**Supplied records:**
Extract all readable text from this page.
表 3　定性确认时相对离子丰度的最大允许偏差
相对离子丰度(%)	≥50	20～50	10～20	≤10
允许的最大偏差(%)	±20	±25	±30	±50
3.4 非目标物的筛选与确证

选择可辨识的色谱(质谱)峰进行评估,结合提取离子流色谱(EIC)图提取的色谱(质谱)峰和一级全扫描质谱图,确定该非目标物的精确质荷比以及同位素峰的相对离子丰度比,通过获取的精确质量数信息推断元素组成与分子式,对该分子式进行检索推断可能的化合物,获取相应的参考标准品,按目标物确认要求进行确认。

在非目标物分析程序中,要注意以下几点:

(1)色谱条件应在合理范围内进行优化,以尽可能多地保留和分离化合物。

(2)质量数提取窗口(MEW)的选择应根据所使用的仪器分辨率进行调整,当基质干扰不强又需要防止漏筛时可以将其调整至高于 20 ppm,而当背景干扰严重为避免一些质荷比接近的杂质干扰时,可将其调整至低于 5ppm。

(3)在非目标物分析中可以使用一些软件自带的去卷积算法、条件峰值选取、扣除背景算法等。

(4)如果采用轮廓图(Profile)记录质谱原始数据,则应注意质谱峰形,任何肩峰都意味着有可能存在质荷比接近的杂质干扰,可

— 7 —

**Given request:** Extract every line above exactly as it stands.

**Written response:**
Extract all readable text from this page.
表 3　定性确认时相对离子丰度的最大允许偏差
相对离子丰度(%)	≥50	20～50	10～20	≤10
允许的最大偏差(%)	±20	±25	±30	±50
3.4 非目标物的筛选与确证

选择可辨识的色谱(质谱)峰进行评估,结合提取离子流色谱(EIC)图提取的色谱(质谱)峰和一级全扫描质谱图,确定该非目标物的精确质荷比以及同位素峰的相对离子丰度比,通过获取的精确质量数信息推断元素组成与分子式,对该分子式进行检索推断可能的化合物,获取相应的参考标准品,按目标物确认要求进行确认。

在非目标物分析程序中,要注意以下几点:

(1)色谱条件应在合理范围内进行优化,以尽可能多地保留和分离化合物。

(2)质量数提取窗口(MEW)的选择应根据所使用的仪器分辨率进行调整,当基质干扰不强又需要防止漏筛时可以将其调整至高于 20 ppm,而当背景干扰严重为避免一些质荷比接近的杂质干扰时,可将其调整至低于 5ppm。

(3)在非目标物分析中可以使用一些软件自带的去卷积算法、条件峰值选取、扣除背景算法等。

(4)如果采用轮廓图(Profile)记录质谱原始数据,则应注意质谱峰形,任何肩峰都意味着有可能存在质荷比接近的杂质干扰,可

— 7 —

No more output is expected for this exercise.